DATASET RECORDS>
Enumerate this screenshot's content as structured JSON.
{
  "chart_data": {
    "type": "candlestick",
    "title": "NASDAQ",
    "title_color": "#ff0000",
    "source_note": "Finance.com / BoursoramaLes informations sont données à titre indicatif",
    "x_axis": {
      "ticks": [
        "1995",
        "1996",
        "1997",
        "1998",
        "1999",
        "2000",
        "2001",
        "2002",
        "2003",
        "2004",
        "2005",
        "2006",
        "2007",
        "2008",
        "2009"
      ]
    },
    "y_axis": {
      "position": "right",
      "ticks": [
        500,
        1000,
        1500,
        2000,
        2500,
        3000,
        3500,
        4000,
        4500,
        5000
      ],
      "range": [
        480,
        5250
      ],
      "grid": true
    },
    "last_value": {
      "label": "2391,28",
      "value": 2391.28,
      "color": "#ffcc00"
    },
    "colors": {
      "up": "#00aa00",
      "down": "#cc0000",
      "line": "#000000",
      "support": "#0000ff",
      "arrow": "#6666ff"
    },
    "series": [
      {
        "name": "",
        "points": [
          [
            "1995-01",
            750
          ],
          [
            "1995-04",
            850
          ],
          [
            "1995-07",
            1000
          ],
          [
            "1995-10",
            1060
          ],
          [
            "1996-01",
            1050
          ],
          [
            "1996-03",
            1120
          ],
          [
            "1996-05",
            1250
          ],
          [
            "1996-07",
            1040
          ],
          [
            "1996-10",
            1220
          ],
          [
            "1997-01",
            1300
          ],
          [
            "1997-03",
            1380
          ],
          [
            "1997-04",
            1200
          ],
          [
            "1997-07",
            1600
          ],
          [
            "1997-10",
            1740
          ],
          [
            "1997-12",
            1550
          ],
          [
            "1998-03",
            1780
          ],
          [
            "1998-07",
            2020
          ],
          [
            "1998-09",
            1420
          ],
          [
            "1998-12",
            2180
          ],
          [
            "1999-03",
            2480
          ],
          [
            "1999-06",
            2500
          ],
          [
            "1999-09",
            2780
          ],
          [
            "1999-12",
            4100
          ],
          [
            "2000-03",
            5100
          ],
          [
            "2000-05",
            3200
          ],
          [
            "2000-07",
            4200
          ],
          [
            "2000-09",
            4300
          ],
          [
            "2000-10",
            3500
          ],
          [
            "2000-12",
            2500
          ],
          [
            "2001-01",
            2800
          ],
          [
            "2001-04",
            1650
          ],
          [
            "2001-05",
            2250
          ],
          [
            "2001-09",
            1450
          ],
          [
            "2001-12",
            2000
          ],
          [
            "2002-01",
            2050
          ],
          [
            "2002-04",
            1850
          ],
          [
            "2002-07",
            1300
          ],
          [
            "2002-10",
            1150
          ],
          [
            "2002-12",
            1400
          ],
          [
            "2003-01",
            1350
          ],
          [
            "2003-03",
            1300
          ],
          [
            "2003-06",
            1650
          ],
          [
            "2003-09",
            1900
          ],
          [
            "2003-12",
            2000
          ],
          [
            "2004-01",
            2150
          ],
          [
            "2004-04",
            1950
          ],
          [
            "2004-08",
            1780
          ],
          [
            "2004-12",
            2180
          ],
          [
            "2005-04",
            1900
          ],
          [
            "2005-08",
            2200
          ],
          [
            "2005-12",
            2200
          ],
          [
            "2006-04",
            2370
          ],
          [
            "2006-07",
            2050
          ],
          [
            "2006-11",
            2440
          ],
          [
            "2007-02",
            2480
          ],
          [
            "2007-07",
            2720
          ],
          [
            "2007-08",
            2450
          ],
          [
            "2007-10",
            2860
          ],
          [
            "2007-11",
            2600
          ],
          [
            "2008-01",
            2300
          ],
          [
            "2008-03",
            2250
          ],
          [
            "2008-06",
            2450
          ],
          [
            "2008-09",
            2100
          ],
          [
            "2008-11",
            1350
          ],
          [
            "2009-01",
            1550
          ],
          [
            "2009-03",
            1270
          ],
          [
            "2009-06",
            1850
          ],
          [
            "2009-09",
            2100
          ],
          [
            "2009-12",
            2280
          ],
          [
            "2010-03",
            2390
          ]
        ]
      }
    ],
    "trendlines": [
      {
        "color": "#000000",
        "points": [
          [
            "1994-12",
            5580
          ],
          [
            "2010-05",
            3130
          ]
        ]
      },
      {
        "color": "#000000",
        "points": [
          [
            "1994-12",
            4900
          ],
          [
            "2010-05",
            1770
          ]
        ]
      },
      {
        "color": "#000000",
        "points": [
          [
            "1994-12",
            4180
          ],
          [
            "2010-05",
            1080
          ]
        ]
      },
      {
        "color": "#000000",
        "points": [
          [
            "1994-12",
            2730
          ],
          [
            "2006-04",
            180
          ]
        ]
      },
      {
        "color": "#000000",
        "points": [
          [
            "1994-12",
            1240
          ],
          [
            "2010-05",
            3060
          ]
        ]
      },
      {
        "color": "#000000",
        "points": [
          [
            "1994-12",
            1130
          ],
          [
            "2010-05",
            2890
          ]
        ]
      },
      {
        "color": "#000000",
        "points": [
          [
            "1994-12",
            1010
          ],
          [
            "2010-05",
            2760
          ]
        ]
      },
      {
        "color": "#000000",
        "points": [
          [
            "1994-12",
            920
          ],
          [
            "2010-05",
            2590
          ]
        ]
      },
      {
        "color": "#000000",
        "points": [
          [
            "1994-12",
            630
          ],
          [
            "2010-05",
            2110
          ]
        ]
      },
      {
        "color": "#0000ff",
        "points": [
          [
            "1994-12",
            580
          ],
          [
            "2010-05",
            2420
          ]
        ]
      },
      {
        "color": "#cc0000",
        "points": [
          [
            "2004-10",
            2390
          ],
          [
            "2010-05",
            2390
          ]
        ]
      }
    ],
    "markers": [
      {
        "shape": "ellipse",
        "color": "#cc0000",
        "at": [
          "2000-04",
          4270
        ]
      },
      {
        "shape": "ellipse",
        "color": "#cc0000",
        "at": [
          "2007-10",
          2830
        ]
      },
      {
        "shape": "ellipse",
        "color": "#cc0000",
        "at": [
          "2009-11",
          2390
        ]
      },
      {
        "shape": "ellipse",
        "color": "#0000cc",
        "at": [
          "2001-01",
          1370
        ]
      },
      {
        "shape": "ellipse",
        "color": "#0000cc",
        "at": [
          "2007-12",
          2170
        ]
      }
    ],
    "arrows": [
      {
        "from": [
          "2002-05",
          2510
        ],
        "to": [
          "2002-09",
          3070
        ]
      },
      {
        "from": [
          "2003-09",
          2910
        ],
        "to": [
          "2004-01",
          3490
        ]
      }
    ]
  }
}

WRITTEN INSTRUCTION> Reproduce every line above without error.

IN RESPONSE>
Enumerate this screenshot's content as structured JSON.
{
  "chart_data": {
    "type": "candlestick",
    "title": "NASDAQ",
    "title_color": "#ff0000",
    "source_note": "Finance.com / BoursoramaLes informations sont données à titre indicatif",
    "x_axis": {
      "ticks": [
        "1995",
        "1996",
        "1997",
        "1998",
        "1999",
        "2000",
        "2001",
        "2002",
        "2003",
        "2004",
        "2005",
        "2006",
        "2007",
        "2008",
        "2009"
      ]
    },
    "y_axis": {
      "position": "right",
      "ticks": [
        500,
        1000,
        1500,
        2000,
        2500,
        3000,
        3500,
        4000,
        4500,
        5000
      ],
      "range": [
        480,
        5250
      ],
      "grid": true
    },
    "last_value": {
      "label": "2391,28",
      "value": 2391.28,
      "color": "#ffcc00"
    },
    "colors": {
      "up": "#00aa00",
      "down": "#cc0000",
      "line": "#000000",
      "support": "#0000ff",
      "arrow": "#6666ff"
    },
    "series": [
      {
        "name": "",
        "points": [
          [
            "1995-01",
            750
          ],
          [
            "1995-04",
            850
          ],
          [
            "1995-07",
            1000
          ],
          [
            "1995-10",
            1060
          ],
          [
            "1996-01",
            1050
          ],
          [
            "1996-03",
            1120
          ],
          [
            "1996-05",
            1250
          ],
          [
            "1996-07",
            1040
          ],
          [
            "1996-10",
            1220
          ],
          [
            "1997-01",
            1300
          ],
          [
            "1997-03",
            1380
          ],
          [
            "1997-04",
            1200
          ],
          [
            "1997-07",
            1600
          ],
          [
            "1997-10",
            1740
          ],
          [
            "1997-12",
            1550
          ],
          [
            "1998-03",
            1780
          ],
          [
            "1998-07",
            2020
          ],
          [
            "1998-09",
            1420
          ],
          [
            "1998-12",
            2180
          ],
          [
            "1999-03",
            2480
          ],
          [
            "1999-06",
            2500
          ],
          [
            "1999-09",
            2780
          ],
          [
            "1999-12",
            4100
          ],
          [
            "2000-03",
            5100
          ],
          [
            "2000-05",
            3200
          ],
          [
            "2000-07",
            4200
          ],
          [
            "2000-09",
            4300
          ],
          [
            "2000-10",
            3500
          ],
          [
            "2000-12",
            2500
          ],
          [
            "2001-01",
            2800
          ],
          [
            "2001-04",
            1650
          ],
          [
            "2001-05",
            2250
          ],
          [
            "2001-09",
            1450
          ],
          [
            "2001-12",
            2000
          ],
          [
            "2002-01",
            2050
          ],
          [
            "2002-04",
            1850
          ],
          [
            "2002-07",
            1300
          ],
          [
            "2002-10",
            1150
          ],
          [
            "2002-12",
            1400
          ],
          [
            "2003-01",
            1350
          ],
          [
            "2003-03",
            1300
          ],
          [
            "2003-06",
            1650
          ],
          [
            "2003-09",
            1900
          ],
          [
            "2003-12",
            2000
          ],
          [
            "2004-01",
            2150
          ],
          [
            "2004-04",
            1950
          ],
          [
            "2004-08",
            1780
          ],
          [
            "2004-12",
            2180
          ],
          [
            "2005-04",
            1900
          ],
          [
            "2005-08",
            2200
          ],
          [
            "2005-12",
            2200
          ],
          [
            "2006-04",
            2370
          ],
          [
            "2006-07",
            2050
          ],
          [
            "2006-11",
            2440
          ],
          [
            "2007-02",
            2480
          ],
          [
            "2007-07",
            2720
          ],
          [
            "2007-08",
            2450
          ],
          [
            "2007-10",
            2860
          ],
          [
            "2007-11",
            2600
          ],
          [
            "2008-01",
            2300
          ],
          [
            "2008-03",
            2250
          ],
          [
            "2008-06",
            2450
          ],
          [
            "2008-09",
            2100
          ],
          [
            "2008-11",
            1350
          ],
          [
            "2009-01",
            1550
          ],
          [
            "2009-03",
            1270
          ],
          [
            "2009-06",
            1850
          ],
          [
            "2009-09",
            2100
          ],
          [
            "2009-12",
            2280
          ],
          [
            "2010-03",
            2390
          ]
        ]
      }
    ],
    "trendlines": [
      {
        "color": "#000000",
        "points": [
          [
            "1994-12",
            5580
          ],
          [
            "2010-05",
            3130
          ]
        ]
      },
      {
        "color": "#000000",
        "points": [
          [
            "1994-12",
            4900
          ],
          [
            "2010-05",
            1770
          ]
        ]
      },
      {
        "color": "#000000",
        "points": [
          [
            "1994-12",
            4180
          ],
          [
            "2010-05",
            1080
          ]
        ]
      },
      {
        "color": "#000000",
        "points": [
          [
            "1994-12",
            2730
          ],
          [
            "2006-04",
            180
          ]
        ]
      },
      {
        "color": "#000000",
        "points": [
          [
            "1994-12",
            1240
          ],
          [
            "2010-05",
            3060
          ]
        ]
      },
      {
        "color": "#000000",
        "points": [
          [
            "1994-12",
            1130
          ],
          [
            "2010-05",
            2890
          ]
        ]
      },
      {
        "color": "#000000",
        "points": [
          [
            "1994-12",
            1010
          ],
          [
            "2010-05",
            2760
          ]
        ]
      },
      {
        "color": "#000000",
        "points": [
          [
            "1994-12",
            920
          ],
          [
            "2010-05",
            2590
          ]
        ]
      },
      {
        "color": "#000000",
        "points": [
          [
            "1994-12",
            630
          ],
          [
            "2010-05",
            2110
          ]
        ]
      },
      {
        "color": "#0000ff",
        "points": [
          [
            "1994-12",
            580
          ],
          [
            "2010-05",
            2420
          ]
        ]
      },
      {
        "color": "#cc0000",
        "points": [
          [
            "2004-10",
            2390
          ],
          [
            "2010-05",
            2390
          ]
        ]
      }
    ],
    "markers": [
      {
        "shape": "ellipse",
        "color": "#cc0000",
        "at": [
          "2000-04",
          4270
        ]
      },
      {
        "shape": "ellipse",
        "color": "#cc0000",
        "at": [
          "2007-10",
          2830
        ]
      },
      {
        "shape": "ellipse",
        "color": "#cc0000",
        "at": [
          "2009-11",
          2390
        ]
      },
      {
        "shape": "ellipse",
        "color": "#0000cc",
        "at": [
          "2001-01",
          1370
        ]
      },
      {
        "shape": "ellipse",
        "color": "#0000cc",
        "at": [
          "2007-12",
          2170
        ]
      }
    ],
    "arrows": [
      {
        "from": [
          "2002-05",
          2510
        ],
        "to": [
          "2002-09",
          3070
        ]
      },
      {
        "from": [
          "2003-09",
          2910
        ],
        "to": [
          "2004-01",
          3490
        ]
      }
    ]
  }
}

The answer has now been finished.